═════ PROVIDED MATERIAL ═════
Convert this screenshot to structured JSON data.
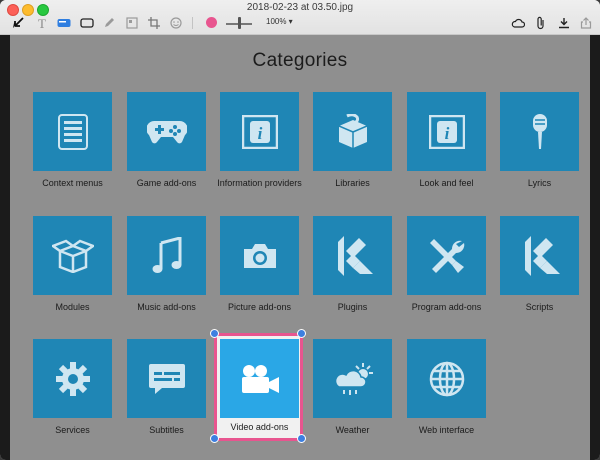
{
  "window": {
    "title": "2018-02-23 at 03.50.jpg"
  },
  "toolbar": {
    "tools": [
      "select-icon",
      "text-icon",
      "shape-filled-icon",
      "rect-icon",
      "pen-icon",
      "adjust-icon",
      "crop-icon",
      "emoji-icon"
    ],
    "stroke_color": "#e8558f",
    "zoom": "100% ▾",
    "right_tools": [
      "cloud-icon",
      "paperclip-icon",
      "download-icon",
      "share-icon"
    ]
  },
  "main": {
    "title": "Categories",
    "tile_color": "#1f86b5",
    "selected_tile_color": "#2aa7e6",
    "highlight_color": "#e8558f",
    "categories": [
      {
        "label": "Context menus",
        "icon": "menu-list-icon"
      },
      {
        "label": "Game add-ons",
        "icon": "gamepad-icon"
      },
      {
        "label": "Information providers",
        "icon": "info-panel-icon"
      },
      {
        "label": "Libraries",
        "icon": "question-box-icon"
      },
      {
        "label": "Look and feel",
        "icon": "info-panel-icon"
      },
      {
        "label": "Lyrics",
        "icon": "microphone-icon"
      },
      {
        "label": "Modules",
        "icon": "open-box-icon"
      },
      {
        "label": "Music add-ons",
        "icon": "music-note-icon"
      },
      {
        "label": "Picture add-ons",
        "icon": "camera-icon"
      },
      {
        "label": "Plugins",
        "icon": "kodi-logo-icon"
      },
      {
        "label": "Program add-ons",
        "icon": "tools-icon"
      },
      {
        "label": "Scripts",
        "icon": "kodi-logo-icon"
      },
      {
        "label": "Services",
        "icon": "gear-icon"
      },
      {
        "label": "Subtitles",
        "icon": "subtitles-icon"
      },
      {
        "label": "Video add-ons",
        "icon": "video-camera-icon",
        "selected": true
      },
      {
        "label": "Weather",
        "icon": "weather-icon"
      },
      {
        "label": "Web interface",
        "icon": "globe-icon"
      }
    ]
  }
}
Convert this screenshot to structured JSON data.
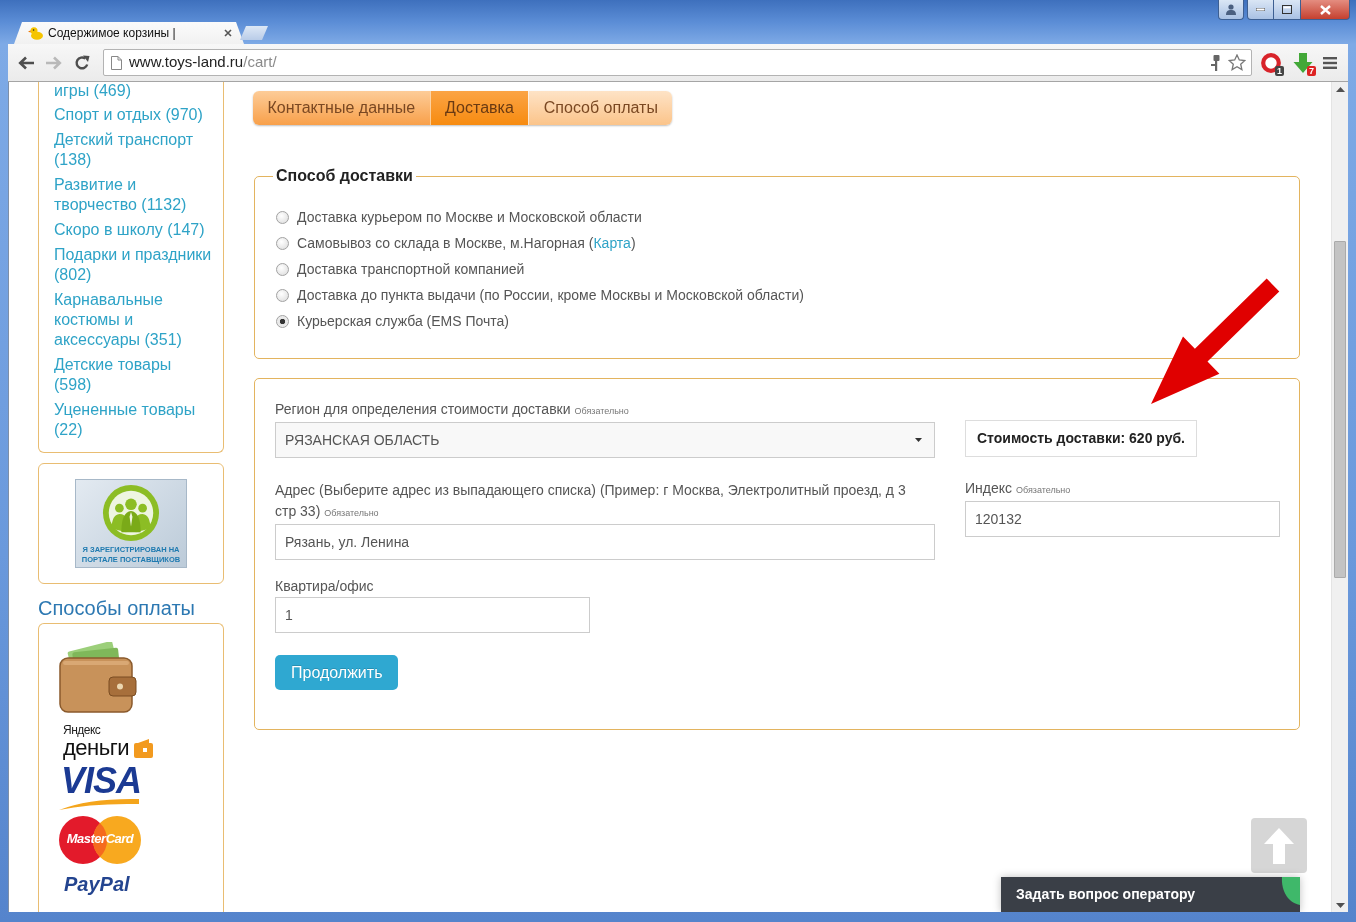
{
  "browser": {
    "tabs": [
      {
        "title": "Содержимое корзины |",
        "selected": true
      }
    ],
    "nav_buttons": [
      {
        "kind": "back",
        "disabled": false
      },
      {
        "kind": "forward",
        "disabled": true
      },
      {
        "kind": "reload",
        "disabled": false
      }
    ],
    "address": {
      "host": "www.toys-land.ru",
      "path": "/cart/"
    },
    "extensions": [
      {
        "kind": "blocker",
        "badge": "1"
      },
      {
        "kind": "download",
        "badge": "7"
      }
    ]
  },
  "sidebar": {
    "categories": [
      "игры (469)",
      "Спорт и отдых (970)",
      "Детский транспорт (138)",
      "Развитие и творчество (1132)",
      "Скоро в школу (147)",
      "Подарки и праздники (802)",
      "Карнавальные костюмы и аксессуары (351)",
      "Детские товары (598)",
      "Уцененные товары (22)"
    ],
    "supplier_banner": {
      "text": "Я ЗАРЕГИСТРИРОВАН НА ПОРТАЛЕ ПОСТАВЩИКОВ"
    },
    "payment_heading": "Способы оплаты",
    "payment_logos": [
      {
        "kind": "wallet"
      },
      {
        "kind": "yandex_money",
        "brand": "Яндекс",
        "product": "деньги"
      },
      {
        "kind": "visa",
        "label": "VISA"
      },
      {
        "kind": "mastercard",
        "label": "MasterCard"
      },
      {
        "kind": "paypal",
        "label": "PayPal"
      }
    ]
  },
  "checkout_tabs": [
    {
      "label": "Контактные данные",
      "selected": false,
      "completed": true
    },
    {
      "label": "Доставка",
      "selected": true,
      "completed": false
    },
    {
      "label": "Способ оплаты",
      "selected": false,
      "completed": false
    }
  ],
  "delivery_method": {
    "legend": "Способ доставки",
    "options": [
      {
        "label": "Доставка курьером по Москве и Московской области",
        "selected": false
      },
      {
        "label": "Самовывоз со склада в Москве, м.Нагорная (",
        "link": "Карта",
        "label_end": ")",
        "selected": false
      },
      {
        "label": "Доставка транспортной компанией",
        "selected": false
      },
      {
        "label": "Доставка до пункта выдачи (по России, кроме Москвы и Московской области)",
        "selected": false
      },
      {
        "label": "Курьерская служба (EMS Почта)",
        "selected": true
      }
    ]
  },
  "delivery_form": {
    "region": {
      "label": "Регион для определения стоимости доставки",
      "required_note": "Обязательно",
      "value": "РЯЗАНСКАЯ ОБЛАСТЬ"
    },
    "address": {
      "label": "Адрес (Выберите адрес из выпадающего списка) (Пример: г Москва, Электролитный проезд, д 3 стр 33)",
      "required_note": "Обязательно",
      "value": "Рязань, ул. Ленина"
    },
    "apartment": {
      "label": "Квартира/офис",
      "value": "1"
    },
    "continue_button": "Продолжить",
    "delivery_cost": "Стоимость доставки: 620 руб.",
    "postcode": {
      "label": "Индекс",
      "required_note": "Обязательно",
      "value": "120132"
    }
  },
  "chat_widget": {
    "label": "Задать вопрос оператору"
  }
}
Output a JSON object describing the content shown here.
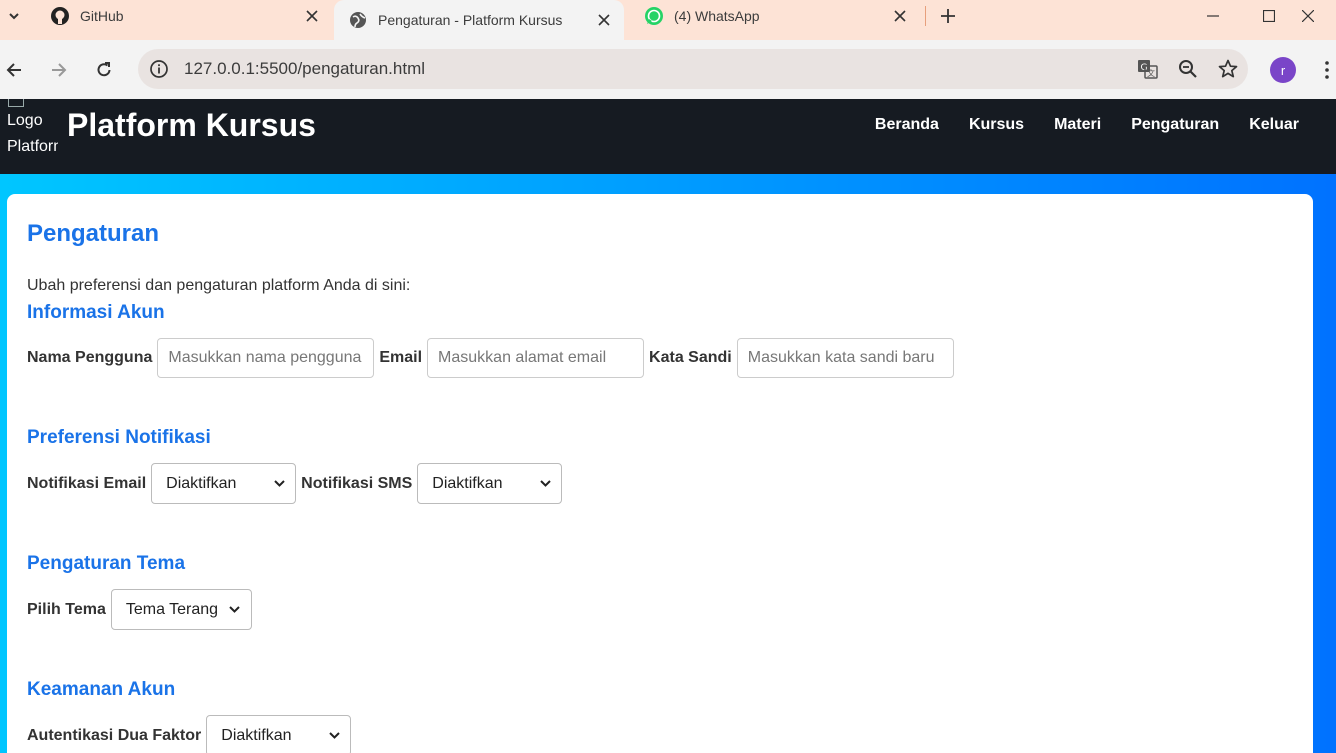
═════
• [PROBLEM DETAILS] Reproduce each entry verbatim, excluding any embedded images.

• [TASK RESULT]
Convert this screenshot to structured JSON data.
{
  "window": {
    "title": "2018-02-23 at 03.50.jpg"
  },
  "toolbar": {
    "tools": [
      "select-icon",
      "text-icon",
      "shape-filled-icon",
      "rect-icon",
      "pen-icon",
      "adjust-icon",
      "crop-icon",
      "emoji-icon"
    ],
    "stroke_color": "#e8558f",
    "zoom": "100% ▾",
    "right_tools": [
      "cloud-icon",
      "paperclip-icon",
      "download-icon",
      "share-icon"
    ]
  },
  "main": {
    "title": "Categories",
    "tile_color": "#1f86b5",
    "selected_tile_color": "#2aa7e6",
    "highlight_color": "#e8558f",
    "categories": [
      {
        "label": "Context menus",
        "icon": "menu-list-icon"
      },
      {
        "label": "Game add-ons",
        "icon": "gamepad-icon"
      },
      {
        "label": "Information providers",
        "icon": "info-panel-icon"
      },
      {
        "label": "Libraries",
        "icon": "question-box-icon"
      },
      {
        "label": "Look and feel",
        "icon": "info-panel-icon"
      },
      {
        "label": "Lyrics",
        "icon": "microphone-icon"
      },
      {
        "label": "Modules",
        "icon": "open-box-icon"
      },
      {
        "label": "Music add-ons",
        "icon": "music-note-icon"
      },
      {
        "label": "Picture add-ons",
        "icon": "camera-icon"
      },
      {
        "label": "Plugins",
        "icon": "kodi-logo-icon"
      },
      {
        "label": "Program add-ons",
        "icon": "tools-icon"
      },
      {
        "label": "Scripts",
        "icon": "kodi-logo-icon"
      },
      {
        "label": "Services",
        "icon": "gear-icon"
      },
      {
        "label": "Subtitles",
        "icon": "subtitles-icon"
      },
      {
        "label": "Video add-ons",
        "icon": "video-camera-icon",
        "selected": true
      },
      {
        "label": "Weather",
        "icon": "weather-icon"
      },
      {
        "label": "Web interface",
        "icon": "globe-icon"
      }
    ]
  }
}
Convert this screenshot to structured JSON data.
{
  "browser": {
    "tabs": [
      {
        "title": "Содержимое корзины |",
        "selected": true
      }
    ],
    "nav_buttons": [
      {
        "kind": "back",
        "disabled": false
      },
      {
        "kind": "forward",
        "disabled": true
      },
      {
        "kind": "reload",
        "disabled": false
      }
    ],
    "address": {
      "host": "www.toys-land.ru",
      "path": "/cart/"
    },
    "extensions": [
      {
        "kind": "blocker",
        "badge": "1"
      },
      {
        "kind": "download",
        "badge": "7"
      }
    ]
  },
  "sidebar": {
    "categories": [
      "игры (469)",
      "Спорт и отдых (970)",
      "Детский транспорт (138)",
      "Развитие и творчество (1132)",
      "Скоро в школу (147)",
      "Подарки и праздники (802)",
      "Карнавальные костюмы и аксессуары (351)",
      "Детские товары (598)",
      "Уцененные товары (22)"
    ],
    "supplier_banner": {
      "text": "Я ЗАРЕГИСТРИРОВАН НА ПОРТАЛЕ ПОСТАВЩИКОВ"
    },
    "payment_heading": "Способы оплаты",
    "payment_logos": [
      {
        "kind": "wallet"
      },
      {
        "kind": "yandex_money",
        "brand": "Яндекс",
        "product": "деньги"
      },
      {
        "kind": "visa",
        "label": "VISA"
      },
      {
        "kind": "mastercard",
        "label": "MasterCard"
      },
      {
        "kind": "paypal",
        "label": "PayPal"
      }
    ]
  },
  "checkout_tabs": [
    {
      "label": "Контактные данные",
      "selected": false,
      "completed": true
    },
    {
      "label": "Доставка",
      "selected": true,
      "completed": false
    },
    {
      "label": "Способ оплаты",
      "selected": false,
      "completed": false
    }
  ],
  "delivery_method": {
    "legend": "Способ доставки",
    "options": [
      {
        "label": "Доставка курьером по Москве и Московской области",
        "selected": false
      },
      {
        "label": "Самовывоз со склада в Москве, м.Нагорная (",
        "link": "Карта",
        "label_end": ")",
        "selected": false
      },
      {
        "label": "Доставка транспортной компанией",
        "selected": false
      },
      {
        "label": "Доставка до пункта выдачи (по России, кроме Москвы и Московской области)",
        "selected": false
      },
      {
        "label": "Курьерская служба (EMS Почта)",
        "selected": true
      }
    ]
  },
  "delivery_form": {
    "region": {
      "label": "Регион для определения стоимости доставки",
      "required_note": "Обязательно",
      "value": "РЯЗАНСКАЯ ОБЛАСТЬ"
    },
    "address": {
      "label": "Адрес (Выберите адрес из выпадающего списка) (Пример: г Москва, Электролитный проезд, д 3 стр 33)",
      "required_note": "Обязательно",
      "value": "Рязань, ул. Ленина"
    },
    "apartment": {
      "label": "Квартира/офис",
      "value": "1"
    },
    "continue_button": "Продолжить",
    "delivery_cost": "Стоимость доставки: 620 руб.",
    "postcode": {
      "label": "Индекс",
      "required_note": "Обязательно",
      "value": "120132"
    }
  },
  "chat_widget": {
    "label": "Задать вопрос оператору"
  }
}
Output a JSON object describing the content shown here.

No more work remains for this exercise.